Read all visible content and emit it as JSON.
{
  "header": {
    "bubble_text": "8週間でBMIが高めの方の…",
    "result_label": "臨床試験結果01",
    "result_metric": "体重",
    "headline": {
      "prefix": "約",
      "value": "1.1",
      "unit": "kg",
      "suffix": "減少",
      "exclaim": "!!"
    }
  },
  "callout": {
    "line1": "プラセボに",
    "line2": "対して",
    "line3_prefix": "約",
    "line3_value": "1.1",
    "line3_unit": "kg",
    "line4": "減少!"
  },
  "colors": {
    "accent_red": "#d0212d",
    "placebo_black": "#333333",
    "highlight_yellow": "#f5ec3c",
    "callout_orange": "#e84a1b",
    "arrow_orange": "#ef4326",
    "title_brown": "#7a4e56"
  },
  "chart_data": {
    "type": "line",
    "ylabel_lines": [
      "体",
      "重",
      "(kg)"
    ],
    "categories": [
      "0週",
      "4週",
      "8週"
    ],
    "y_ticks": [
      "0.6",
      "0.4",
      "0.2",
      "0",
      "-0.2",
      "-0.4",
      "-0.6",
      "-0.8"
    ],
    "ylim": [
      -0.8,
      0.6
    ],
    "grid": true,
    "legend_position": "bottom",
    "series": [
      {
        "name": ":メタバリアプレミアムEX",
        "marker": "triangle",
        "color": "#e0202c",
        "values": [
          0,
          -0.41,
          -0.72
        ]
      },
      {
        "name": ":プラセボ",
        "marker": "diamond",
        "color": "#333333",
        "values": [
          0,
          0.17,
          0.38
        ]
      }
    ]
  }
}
==============================
◆ Given exercise: Retype the material above, line by line, exactly.

◆ Finished task:
Read all visible content and emit it as JSON.
{
  "header": {
    "bubble_text": "8週間でBMIが高めの方の…",
    "result_label": "臨床試験結果01",
    "result_metric": "体重",
    "headline": {
      "prefix": "約",
      "value": "1.1",
      "unit": "kg",
      "suffix": "減少",
      "exclaim": "!!"
    }
  },
  "callout": {
    "line1": "プラセボに",
    "line2": "対して",
    "line3_prefix": "約",
    "line3_value": "1.1",
    "line3_unit": "kg",
    "line4": "減少!"
  },
  "colors": {
    "accent_red": "#d0212d",
    "placebo_black": "#333333",
    "highlight_yellow": "#f5ec3c",
    "callout_orange": "#e84a1b",
    "arrow_orange": "#ef4326",
    "title_brown": "#7a4e56"
  },
  "chart_data": {
    "type": "line",
    "ylabel_lines": [
      "体",
      "重",
      "(kg)"
    ],
    "categories": [
      "0週",
      "4週",
      "8週"
    ],
    "y_ticks": [
      "0.6",
      "0.4",
      "0.2",
      "0",
      "-0.2",
      "-0.4",
      "-0.6",
      "-0.8"
    ],
    "ylim": [
      -0.8,
      0.6
    ],
    "grid": true,
    "legend_position": "bottom",
    "series": [
      {
        "name": ":メタバリアプレミアムEX",
        "marker": "triangle",
        "color": "#e0202c",
        "values": [
          0,
          -0.41,
          -0.72
        ]
      },
      {
        "name": ":プラセボ",
        "marker": "diamond",
        "color": "#333333",
        "values": [
          0,
          0.17,
          0.38
        ]
      }
    ]
  }
}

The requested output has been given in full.